* _SET PROBLEM_:
Reproduce the records exactly.

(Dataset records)
━━━
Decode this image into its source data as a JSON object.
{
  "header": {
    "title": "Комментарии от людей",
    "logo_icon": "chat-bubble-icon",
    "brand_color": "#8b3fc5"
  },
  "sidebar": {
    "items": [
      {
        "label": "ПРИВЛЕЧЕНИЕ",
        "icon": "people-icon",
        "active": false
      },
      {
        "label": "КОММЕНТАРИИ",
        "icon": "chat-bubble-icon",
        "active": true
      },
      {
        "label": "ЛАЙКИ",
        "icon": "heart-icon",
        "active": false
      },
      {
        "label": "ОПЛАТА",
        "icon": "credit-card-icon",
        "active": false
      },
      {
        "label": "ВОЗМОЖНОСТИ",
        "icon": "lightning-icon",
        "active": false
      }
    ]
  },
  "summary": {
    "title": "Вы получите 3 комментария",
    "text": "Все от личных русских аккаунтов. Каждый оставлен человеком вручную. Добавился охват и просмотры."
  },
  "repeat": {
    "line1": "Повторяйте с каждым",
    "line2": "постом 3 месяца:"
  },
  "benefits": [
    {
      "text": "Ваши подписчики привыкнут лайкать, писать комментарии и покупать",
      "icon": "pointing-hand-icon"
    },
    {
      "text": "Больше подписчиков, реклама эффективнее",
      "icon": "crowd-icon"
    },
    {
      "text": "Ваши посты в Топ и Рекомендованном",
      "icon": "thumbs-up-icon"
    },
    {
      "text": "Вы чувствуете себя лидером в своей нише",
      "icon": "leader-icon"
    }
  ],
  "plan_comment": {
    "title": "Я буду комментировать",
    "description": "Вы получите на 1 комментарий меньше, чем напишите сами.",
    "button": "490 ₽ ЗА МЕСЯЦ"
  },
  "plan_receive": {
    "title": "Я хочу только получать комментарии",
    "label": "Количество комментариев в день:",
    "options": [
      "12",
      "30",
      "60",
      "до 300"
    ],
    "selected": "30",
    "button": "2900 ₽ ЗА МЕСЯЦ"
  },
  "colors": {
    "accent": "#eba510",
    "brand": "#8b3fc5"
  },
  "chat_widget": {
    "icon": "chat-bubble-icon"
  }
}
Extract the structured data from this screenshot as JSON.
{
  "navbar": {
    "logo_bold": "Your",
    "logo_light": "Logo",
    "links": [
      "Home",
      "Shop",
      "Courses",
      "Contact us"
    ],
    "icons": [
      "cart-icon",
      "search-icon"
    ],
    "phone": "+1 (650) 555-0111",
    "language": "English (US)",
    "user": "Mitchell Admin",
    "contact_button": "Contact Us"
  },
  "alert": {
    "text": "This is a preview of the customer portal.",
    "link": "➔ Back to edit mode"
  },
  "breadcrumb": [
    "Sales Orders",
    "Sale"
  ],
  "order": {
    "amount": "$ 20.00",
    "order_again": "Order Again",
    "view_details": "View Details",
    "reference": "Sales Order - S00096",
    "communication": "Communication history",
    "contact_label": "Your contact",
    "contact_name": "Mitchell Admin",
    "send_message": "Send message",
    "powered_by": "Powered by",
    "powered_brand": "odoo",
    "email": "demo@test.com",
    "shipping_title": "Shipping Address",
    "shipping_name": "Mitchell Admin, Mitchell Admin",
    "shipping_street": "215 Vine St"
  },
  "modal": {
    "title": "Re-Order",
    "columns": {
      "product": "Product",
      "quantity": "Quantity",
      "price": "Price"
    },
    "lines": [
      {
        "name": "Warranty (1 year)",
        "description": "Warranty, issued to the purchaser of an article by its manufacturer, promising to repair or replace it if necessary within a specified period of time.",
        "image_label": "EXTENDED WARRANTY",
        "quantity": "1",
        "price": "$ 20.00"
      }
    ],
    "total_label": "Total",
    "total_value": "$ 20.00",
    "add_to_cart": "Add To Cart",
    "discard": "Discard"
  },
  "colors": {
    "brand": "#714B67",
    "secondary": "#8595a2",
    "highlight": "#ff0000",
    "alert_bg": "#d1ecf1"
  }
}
━━━
* _EXPECTED OUTPUT_:
Decode this image into its source data as a JSON object.
{
  "header": {
    "title": "Комментарии от людей",
    "logo_icon": "chat-bubble-icon",
    "brand_color": "#8b3fc5"
  },
  "sidebar": {
    "items": [
      {
        "label": "ПРИВЛЕЧЕНИЕ",
        "icon": "people-icon",
        "active": false
      },
      {
        "label": "КОММЕНТАРИИ",
        "icon": "chat-bubble-icon",
        "active": true
      },
      {
        "label": "ЛАЙКИ",
        "icon": "heart-icon",
        "active": false
      },
      {
        "label": "ОПЛАТА",
        "icon": "credit-card-icon",
        "active": false
      },
      {
        "label": "ВОЗМОЖНОСТИ",
        "icon": "lightning-icon",
        "active": false
      }
    ]
  },
  "summary": {
    "title": "Вы получите 3 комментария",
    "text": "Все от личных русских аккаунтов. Каждый оставлен человеком вручную. Добавился охват и просмотры."
  },
  "repeat": {
    "line1": "Повторяйте с каждым",
    "line2": "постом 3 месяца:"
  },
  "benefits": [
    {
      "text": "Ваши подписчики привыкнут лайкать, писать комментарии и покупать",
      "icon": "pointing-hand-icon"
    },
    {
      "text": "Больше подписчиков, реклама эффективнее",
      "icon": "crowd-icon"
    },
    {
      "text": "Ваши посты в Топ и Рекомендованном",
      "icon": "thumbs-up-icon"
    },
    {
      "text": "Вы чувствуете себя лидером в своей нише",
      "icon": "leader-icon"
    }
  ],
  "plan_comment": {
    "title": "Я буду комментировать",
    "description": "Вы получите на 1 комментарий меньше, чем напишите сами.",
    "button": "490 ₽ ЗА МЕСЯЦ"
  },
  "plan_receive": {
    "title": "Я хочу только получать комментарии",
    "label": "Количество комментариев в день:",
    "options": [
      "12",
      "30",
      "60",
      "до 300"
    ],
    "selected": "30",
    "button": "2900 ₽ ЗА МЕСЯЦ"
  },
  "colors": {
    "accent": "#eba510",
    "brand": "#8b3fc5"
  },
  "chat_widget": {
    "icon": "chat-bubble-icon"
  }
}
Extract the structured data from this screenshot as JSON.
{
  "navbar": {
    "logo_bold": "Your",
    "logo_light": "Logo",
    "links": [
      "Home",
      "Shop",
      "Courses",
      "Contact us"
    ],
    "icons": [
      "cart-icon",
      "search-icon"
    ],
    "phone": "+1 (650) 555-0111",
    "language": "English (US)",
    "user": "Mitchell Admin",
    "contact_button": "Contact Us"
  },
  "alert": {
    "text": "This is a preview of the customer portal.",
    "link": "➔ Back to edit mode"
  },
  "breadcrumb": [
    "Sales Orders",
    "Sale"
  ],
  "order": {
    "amount": "$ 20.00",
    "order_again": "Order Again",
    "view_details": "View Details",
    "reference": "Sales Order - S00096",
    "communication": "Communication history",
    "contact_label": "Your contact",
    "contact_name": "Mitchell Admin",
    "send_message": "Send message",
    "powered_by": "Powered by",
    "powered_brand": "odoo",
    "email": "demo@test.com",
    "shipping_title": "Shipping Address",
    "shipping_name": "Mitchell Admin, Mitchell Admin",
    "shipping_street": "215 Vine St"
  },
  "modal": {
    "title": "Re-Order",
    "columns": {
      "product": "Product",
      "quantity": "Quantity",
      "price": "Price"
    },
    "lines": [
      {
        "name": "Warranty (1 year)",
        "description": "Warranty, issued to the purchaser of an article by its manufacturer, promising to repair or replace it if necessary within a specified period of time.",
        "image_label": "EXTENDED WARRANTY",
        "quantity": "1",
        "price": "$ 20.00"
      }
    ],
    "total_label": "Total",
    "total_value": "$ 20.00",
    "add_to_cart": "Add To Cart",
    "discard": "Discard"
  },
  "colors": {
    "brand": "#714B67",
    "secondary": "#8595a2",
    "highlight": "#ff0000",
    "alert_bg": "#d1ecf1"
  }
}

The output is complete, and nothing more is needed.